# Yazılı soru A
Orta sınıf yaşam tarzını anlatan metin parçasına göre orta sınıf zihniyetinin temel özelliği nedir?

# Metin parçası

En açık biçimleri tüketim alışkanlıklarında görülecek olan bu gösteriş, tüketim etkinliğinin doğasını da çarpıcı biçimde değiştirmektedir. Tüketilen metanın görünür kılınmasından daha ötesinde, tüketim eyleminin biçim ve içeriği de görünür kılınmalıdır. Diğer bir deyişle, sadece neyin tüketileceği değil, nasıl tüketilmesi gerektiği de orta sınıf yaşam tarzının gündemindedir. 5 Bu anlamda tüketim, salt bireyin gereksinim duyduğu metaları tüketmesini değil, bunun için araştırma yapıp zevklerini inceltmesini, alışveriş merkezlerini gezip vitrinleri incelemesini, beğeni ölçütlerini düzenli olarak güncelleyip daha “biricik” tüketim nesneleri bulmasını ve ev içi alışkanlıklarından çalışma hayatına, sosyal ilişkiler ağından sağlık ve spor etkinliklerine kadar bütün bireysel yaşamını tüketim eylemini görünür kılmak için en uygun koşulları yaratmak amacıyla düzenlemesini ifade etmektedir.

Kısaca betimlenen bu çerçeveyi bir arada tutan ayrıştırıcı pratikler, her üç başlıkta da dikkati çekmiş olmalıdır. Çünkü orta sınıf yaşam tarzının alametifarikası sayılması gereken ayrıştırma ve sınıf ilkelerini sürekli vurgulama çabası, yukarıda dile getirilen alanlarda son derece operasyonel biçimlerde iş görmektedir. Örneğin orta sınıf zihniyetinde, eğitim alan ve almayan arasında olduğu gibi, alınan eğitimin kalitesi ve eğitimi veren okulun prestiji arasında da belirgin ayrışmalar gözlenir. Ya da kendi tüketim etkinliğinin benzer biçimlerinin yaygınlaşması karşısında, orta sınıf yaşamı, sürekli değişen ve kimi zaman takip edilmesi için bile belirli bir kültürel sermaye birikimi gerektiren modalar, tarzlar ve mekanlar yaratır. Dolayısıyla, sınıf ayrımlarına ve bu ayrımların doğurduğu yaşam tarzı farklılıklarına sürekli vurgu yapmak, orta sınıf zihniyetinin temel özelliğidir.

# Yazılı soru B
Kayıtların başındaki satırdan "fluorescence-x20 [1552, 464, 2078, 824]" geçen satıra kadar, bu satır da dahil, bütün satırları numaralı liste olarak yeniden yazın; boş satırları atlayın.

# Verilen bilgiler
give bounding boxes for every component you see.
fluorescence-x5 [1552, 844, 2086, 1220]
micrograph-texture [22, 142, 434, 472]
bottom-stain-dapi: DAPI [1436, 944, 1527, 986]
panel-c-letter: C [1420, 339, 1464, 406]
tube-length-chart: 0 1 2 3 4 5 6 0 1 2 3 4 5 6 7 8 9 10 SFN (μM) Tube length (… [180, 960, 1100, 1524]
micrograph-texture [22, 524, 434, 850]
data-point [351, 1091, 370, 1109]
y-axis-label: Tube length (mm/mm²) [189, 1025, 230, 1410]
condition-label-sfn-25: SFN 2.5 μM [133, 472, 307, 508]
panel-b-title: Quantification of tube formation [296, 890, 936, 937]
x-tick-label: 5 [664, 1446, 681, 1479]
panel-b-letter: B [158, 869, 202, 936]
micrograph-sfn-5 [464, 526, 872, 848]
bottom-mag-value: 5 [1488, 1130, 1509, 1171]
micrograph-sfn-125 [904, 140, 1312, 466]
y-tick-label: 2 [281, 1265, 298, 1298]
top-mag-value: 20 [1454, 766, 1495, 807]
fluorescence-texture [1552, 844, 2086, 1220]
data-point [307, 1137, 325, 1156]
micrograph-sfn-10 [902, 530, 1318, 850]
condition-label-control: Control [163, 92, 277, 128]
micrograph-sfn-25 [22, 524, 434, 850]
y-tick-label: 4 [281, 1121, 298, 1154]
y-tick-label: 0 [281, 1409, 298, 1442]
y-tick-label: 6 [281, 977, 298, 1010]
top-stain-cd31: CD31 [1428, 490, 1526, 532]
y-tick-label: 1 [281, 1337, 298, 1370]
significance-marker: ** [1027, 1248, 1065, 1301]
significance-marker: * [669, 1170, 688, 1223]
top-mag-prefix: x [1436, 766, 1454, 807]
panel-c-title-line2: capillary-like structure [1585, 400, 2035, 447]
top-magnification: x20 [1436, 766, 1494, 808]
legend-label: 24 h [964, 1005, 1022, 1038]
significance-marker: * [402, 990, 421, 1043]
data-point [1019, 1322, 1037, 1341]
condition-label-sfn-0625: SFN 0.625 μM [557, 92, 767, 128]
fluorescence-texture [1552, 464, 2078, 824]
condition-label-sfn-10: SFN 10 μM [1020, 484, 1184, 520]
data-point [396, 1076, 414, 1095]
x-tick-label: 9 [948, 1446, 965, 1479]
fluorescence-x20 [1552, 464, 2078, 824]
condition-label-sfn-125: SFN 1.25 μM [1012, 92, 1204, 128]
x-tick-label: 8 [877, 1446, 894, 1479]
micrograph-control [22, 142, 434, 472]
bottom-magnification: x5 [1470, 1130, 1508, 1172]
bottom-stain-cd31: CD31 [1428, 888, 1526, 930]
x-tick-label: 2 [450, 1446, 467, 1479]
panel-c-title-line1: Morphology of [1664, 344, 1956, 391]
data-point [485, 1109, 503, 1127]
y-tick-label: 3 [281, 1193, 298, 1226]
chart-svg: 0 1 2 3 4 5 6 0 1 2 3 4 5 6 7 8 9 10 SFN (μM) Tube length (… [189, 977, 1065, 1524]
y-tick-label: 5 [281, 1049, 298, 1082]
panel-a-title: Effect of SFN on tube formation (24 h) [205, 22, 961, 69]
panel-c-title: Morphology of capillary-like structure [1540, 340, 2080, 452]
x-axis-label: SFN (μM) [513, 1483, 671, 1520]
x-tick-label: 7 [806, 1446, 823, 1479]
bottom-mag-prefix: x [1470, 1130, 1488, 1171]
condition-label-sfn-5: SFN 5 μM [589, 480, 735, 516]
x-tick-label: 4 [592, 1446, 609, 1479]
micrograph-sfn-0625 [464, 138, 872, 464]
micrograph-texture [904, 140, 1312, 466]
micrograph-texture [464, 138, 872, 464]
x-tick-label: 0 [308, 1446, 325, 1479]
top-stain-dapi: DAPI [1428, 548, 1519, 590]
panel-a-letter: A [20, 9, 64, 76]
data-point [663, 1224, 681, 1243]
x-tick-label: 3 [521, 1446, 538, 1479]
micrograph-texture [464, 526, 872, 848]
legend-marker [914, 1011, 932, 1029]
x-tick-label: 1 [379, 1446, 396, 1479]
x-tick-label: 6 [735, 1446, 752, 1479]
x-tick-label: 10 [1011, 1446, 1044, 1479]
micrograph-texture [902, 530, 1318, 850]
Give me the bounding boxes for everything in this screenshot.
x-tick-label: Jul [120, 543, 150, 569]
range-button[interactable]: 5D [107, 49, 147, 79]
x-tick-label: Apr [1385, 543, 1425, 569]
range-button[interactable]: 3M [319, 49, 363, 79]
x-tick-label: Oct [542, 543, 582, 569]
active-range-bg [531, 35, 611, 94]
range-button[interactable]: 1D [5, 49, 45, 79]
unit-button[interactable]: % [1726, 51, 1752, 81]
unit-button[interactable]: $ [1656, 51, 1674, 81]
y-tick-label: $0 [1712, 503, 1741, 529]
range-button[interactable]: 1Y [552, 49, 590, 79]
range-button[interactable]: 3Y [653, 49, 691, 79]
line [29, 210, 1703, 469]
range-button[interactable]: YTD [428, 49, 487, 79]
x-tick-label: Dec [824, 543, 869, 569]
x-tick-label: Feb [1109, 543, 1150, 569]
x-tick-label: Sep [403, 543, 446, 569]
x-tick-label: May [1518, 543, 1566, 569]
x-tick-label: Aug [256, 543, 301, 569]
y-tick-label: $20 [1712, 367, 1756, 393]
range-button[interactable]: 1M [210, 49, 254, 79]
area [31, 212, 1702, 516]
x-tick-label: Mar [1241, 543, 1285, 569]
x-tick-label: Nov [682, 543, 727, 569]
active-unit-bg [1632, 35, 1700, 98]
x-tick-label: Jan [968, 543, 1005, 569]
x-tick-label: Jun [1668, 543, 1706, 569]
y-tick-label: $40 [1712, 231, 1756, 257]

# Beklenen cevap A
Sınıf ayrımlarına ve bu ayrımların doğurduğu yaşam tarzı farklılıklarına sürekli vurgu yapmak.

# Beklenen cevap B
1. give bounding boxes for every component you see.
2. fluorescence-x5 [1552, 844, 2086, 1220]
3. micrograph-texture [22, 142, 434, 472]
4. bottom-stain-dapi: DAPI [1436, 944, 1527, 986]
5. panel-c-letter: C [1420, 339, 1464, 406]
6. tube-length-chart: 0 1 2 3 4 5 6 0 1 2 3 4 5 6 7 8 9 10 SFN (μM) Tube length (… [180, 960, 1100, 1524]
7. micrograph-texture [22, 524, 434, 850]
8. data-point [351, 1091, 370, 1109]
9. y-axis-label: Tube length (mm/mm²) [189, 1025, 230, 1410]
10. condition-label-sfn-25: SFN 2.5 μM [133, 472, 307, 508]
11. panel-b-title: Quantification of tube formation [296, 890, 936, 937]
12. x-tick-label: 5 [664, 1446, 681, 1479]
13. panel-b-letter: B [158, 869, 202, 936]
14. micrograph-sfn-5 [464, 526, 872, 848]
15. bottom-mag-value: 5 [1488, 1130, 1509, 1171]
16. micrograph-sfn-125 [904, 140, 1312, 466]
17. y-tick-label: 2 [281, 1265, 298, 1298]
18. top-mag-value: 20 [1454, 766, 1495, 807]
19. fluorescence-texture [1552, 844, 2086, 1220]
20. data-point [307, 1137, 325, 1156]
21. micrograph-sfn-10 [902, 530, 1318, 850]
22. condition-label-control: Control [163, 92, 277, 128]
23. micrograph-sfn-25 [22, 524, 434, 850]
24. y-tick-label: 4 [281, 1121, 298, 1154]
25. y-tick-label: 0 [281, 1409, 298, 1442]
26. y-tick-label: 6 [281, 977, 298, 1010]
27. top-stain-cd31: CD31 [1428, 490, 1526, 532]
28. y-tick-label: 1 [281, 1337, 298, 1370]
29. significance-marker: ** [1027, 1248, 1065, 1301]
30. significance-marker: * [669, 1170, 688, 1223]
31. top-mag-prefix: x [1436, 766, 1454, 807]
32. panel-c-title-line2: capillary-like structure [1585, 400, 2035, 447]
33. top-magnification: x20 [1436, 766, 1494, 808]
34. legend-label: 24 h [964, 1005, 1022, 1038]
35. significance-marker: * [402, 990, 421, 1043]
36. data-point [1019, 1322, 1037, 1341]
37. condition-label-sfn-0625: SFN 0.625 μM [557, 92, 767, 128]
38. fluorescence-texture [1552, 464, 2078, 824]
39. condition-label-sfn-10: SFN 10 μM [1020, 484, 1184, 520]
40. data-point [396, 1076, 414, 1095]
41. x-tick-label: 9 [948, 1446, 965, 1479]
42. fluorescence-x20 [1552, 464, 2078, 824]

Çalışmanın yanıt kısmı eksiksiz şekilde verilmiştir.